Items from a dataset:
-------

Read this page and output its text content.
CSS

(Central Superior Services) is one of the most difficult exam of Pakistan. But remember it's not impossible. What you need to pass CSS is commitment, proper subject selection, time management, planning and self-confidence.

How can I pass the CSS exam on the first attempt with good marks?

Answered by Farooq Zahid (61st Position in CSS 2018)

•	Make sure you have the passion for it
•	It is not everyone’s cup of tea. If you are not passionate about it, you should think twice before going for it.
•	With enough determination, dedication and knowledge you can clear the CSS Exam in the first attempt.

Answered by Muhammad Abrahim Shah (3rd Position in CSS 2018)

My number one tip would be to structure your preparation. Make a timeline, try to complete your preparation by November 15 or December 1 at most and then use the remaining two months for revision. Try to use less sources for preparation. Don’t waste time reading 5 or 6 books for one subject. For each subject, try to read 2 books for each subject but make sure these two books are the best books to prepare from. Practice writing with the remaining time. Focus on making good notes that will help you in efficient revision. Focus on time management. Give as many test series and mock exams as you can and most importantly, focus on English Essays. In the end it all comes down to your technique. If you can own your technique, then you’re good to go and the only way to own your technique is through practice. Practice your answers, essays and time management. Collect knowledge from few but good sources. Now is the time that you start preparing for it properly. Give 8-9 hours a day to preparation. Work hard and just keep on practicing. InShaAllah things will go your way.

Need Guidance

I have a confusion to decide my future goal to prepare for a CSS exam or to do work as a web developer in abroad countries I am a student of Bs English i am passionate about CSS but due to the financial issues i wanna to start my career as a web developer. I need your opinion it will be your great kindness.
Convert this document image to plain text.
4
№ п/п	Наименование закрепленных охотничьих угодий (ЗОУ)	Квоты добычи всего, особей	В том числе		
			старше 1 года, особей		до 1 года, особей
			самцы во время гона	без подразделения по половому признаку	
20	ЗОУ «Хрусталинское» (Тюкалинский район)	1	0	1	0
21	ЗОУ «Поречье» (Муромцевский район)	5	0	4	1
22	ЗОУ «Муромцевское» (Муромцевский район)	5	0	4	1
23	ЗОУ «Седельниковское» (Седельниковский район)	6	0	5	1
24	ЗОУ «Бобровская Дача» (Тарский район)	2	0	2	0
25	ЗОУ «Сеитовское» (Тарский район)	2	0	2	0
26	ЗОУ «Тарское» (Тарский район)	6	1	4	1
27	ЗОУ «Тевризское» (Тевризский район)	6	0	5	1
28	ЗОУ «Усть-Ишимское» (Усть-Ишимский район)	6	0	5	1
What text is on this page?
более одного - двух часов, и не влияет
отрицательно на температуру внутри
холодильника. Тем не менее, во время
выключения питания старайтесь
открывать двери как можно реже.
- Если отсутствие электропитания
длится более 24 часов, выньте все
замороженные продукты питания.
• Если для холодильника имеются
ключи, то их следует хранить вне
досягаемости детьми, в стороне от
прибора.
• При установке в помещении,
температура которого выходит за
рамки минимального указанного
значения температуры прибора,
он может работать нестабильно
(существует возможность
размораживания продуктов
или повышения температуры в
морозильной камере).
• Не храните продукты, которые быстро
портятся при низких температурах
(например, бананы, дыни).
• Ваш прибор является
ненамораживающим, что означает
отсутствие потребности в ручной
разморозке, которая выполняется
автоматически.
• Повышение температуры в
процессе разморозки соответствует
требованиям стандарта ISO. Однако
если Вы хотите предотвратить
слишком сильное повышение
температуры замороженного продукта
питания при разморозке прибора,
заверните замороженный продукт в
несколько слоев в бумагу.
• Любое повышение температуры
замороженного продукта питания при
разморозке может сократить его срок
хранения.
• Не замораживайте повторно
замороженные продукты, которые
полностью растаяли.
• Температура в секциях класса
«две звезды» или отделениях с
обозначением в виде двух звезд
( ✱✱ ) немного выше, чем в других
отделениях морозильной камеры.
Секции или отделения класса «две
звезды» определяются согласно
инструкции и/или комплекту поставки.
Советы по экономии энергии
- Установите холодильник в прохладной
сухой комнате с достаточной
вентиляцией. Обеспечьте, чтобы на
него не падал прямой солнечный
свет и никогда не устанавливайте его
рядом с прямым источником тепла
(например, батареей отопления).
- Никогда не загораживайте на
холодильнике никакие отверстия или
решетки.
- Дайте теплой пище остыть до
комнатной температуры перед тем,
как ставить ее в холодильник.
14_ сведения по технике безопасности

-------

YOUR GOAL =>
Your task is to repeat every entry exactly.

THE COMPLETED TASK =>
Read this page and output its text content.
CSS

(Central Superior Services) is one of the most difficult exam of Pakistan. But remember it's not impossible. What you need to pass CSS is commitment, proper subject selection, time management, planning and self-confidence.

How can I pass the CSS exam on the first attempt with good marks?

Answered by Farooq Zahid (61st Position in CSS 2018)

•	Make sure you have the passion for it
•	It is not everyone’s cup of tea. If you are not passionate about it, you should think twice before going for it.
•	With enough determination, dedication and knowledge you can clear the CSS Exam in the first attempt.

Answered by Muhammad Abrahim Shah (3rd Position in CSS 2018)

My number one tip would be to structure your preparation. Make a timeline, try to complete your preparation by November 15 or December 1 at most and then use the remaining two months for revision. Try to use less sources for preparation. Don’t waste time reading 5 or 6 books for one subject. For each subject, try to read 2 books for each subject but make sure these two books are the best books to prepare from. Practice writing with the remaining time. Focus on making good notes that will help you in efficient revision. Focus on time management. Give as many test series and mock exams as you can and most importantly, focus on English Essays. In the end it all comes down to your technique. If you can own your technique, then you’re good to go and the only way to own your technique is through practice. Practice your answers, essays and time management. Collect knowledge from few but good sources. Now is the time that you start preparing for it properly. Give 8-9 hours a day to preparation. Work hard and just keep on practicing. InShaAllah things will go your way.

Need Guidance

I have a confusion to decide my future goal to prepare for a CSS exam or to do work as a web developer in abroad countries I am a student of Bs English i am passionate about CSS but due to the financial issues i wanna to start my career as a web developer. I need your opinion it will be your great kindness.
Convert this document image to plain text.
4
№ п/п	Наименование закрепленных охотничьих угодий (ЗОУ)	Квоты добычи всего, особей	В том числе		
			старше 1 года, особей		до 1 года, особей
			самцы во время гона	без подразделения по половому признаку	
20	ЗОУ «Хрусталинское» (Тюкалинский район)	1	0	1	0
21	ЗОУ «Поречье» (Муромцевский район)	5	0	4	1
22	ЗОУ «Муромцевское» (Муромцевский район)	5	0	4	1
23	ЗОУ «Седельниковское» (Седельниковский район)	6	0	5	1
24	ЗОУ «Бобровская Дача» (Тарский район)	2	0	2	0
25	ЗОУ «Сеитовское» (Тарский район)	2	0	2	0
26	ЗОУ «Тарское» (Тарский район)	6	1	4	1
27	ЗОУ «Тевризское» (Тевризский район)	6	0	5	1
28	ЗОУ «Усть-Ишимское» (Усть-Ишимский район)	6	0	5	1
What text is on this page?
более одного - двух часов, и не влияет
отрицательно на температуру внутри
холодильника. Тем не менее, во время
выключения питания старайтесь
открывать двери как можно реже.
- Если отсутствие электропитания
длится более 24 часов, выньте все
замороженные продукты питания.
• Если для холодильника имеются
ключи, то их следует хранить вне
досягаемости детьми, в стороне от
прибора.
• При установке в помещении,
температура которого выходит за
рамки минимального указанного
значения температуры прибора,
он может работать нестабильно
(существует возможность
размораживания продуктов
или повышения температуры в
морозильной камере).
• Не храните продукты, которые быстро
портятся при низких температурах
(например, бананы, дыни).
• Ваш прибор является
ненамораживающим, что означает
отсутствие потребности в ручной
разморозке, которая выполняется
автоматически.
• Повышение температуры в
процессе разморозки соответствует
требованиям стандарта ISO. Однако
если Вы хотите предотвратить
слишком сильное повышение
температуры замороженного продукта
питания при разморозке прибора,
заверните замороженный продукт в
несколько слоев в бумагу.
• Любое повышение температуры
замороженного продукта питания при
разморозке может сократить его срок
хранения.
• Не замораживайте повторно
замороженные продукты, которые
полностью растаяли.
• Температура в секциях класса
«две звезды» или отделениях с
обозначением в виде двух звезд
( ✱✱ ) немного выше, чем в других
отделениях морозильной камеры.
Секции или отделения класса «две
звезды» определяются согласно
инструкции и/или комплекту поставки.
Советы по экономии энергии
- Установите холодильник в прохладной
сухой комнате с достаточной
вентиляцией. Обеспечьте, чтобы на
него не падал прямой солнечный
свет и никогда не устанавливайте его
рядом с прямым источником тепла
(например, батареей отопления).
- Никогда не загораживайте на
холодильнике никакие отверстия или
решетки.
- Дайте теплой пище остыть до
комнатной температуры перед тем,
как ставить ее в холодильник.
14_ сведения по технике безопасности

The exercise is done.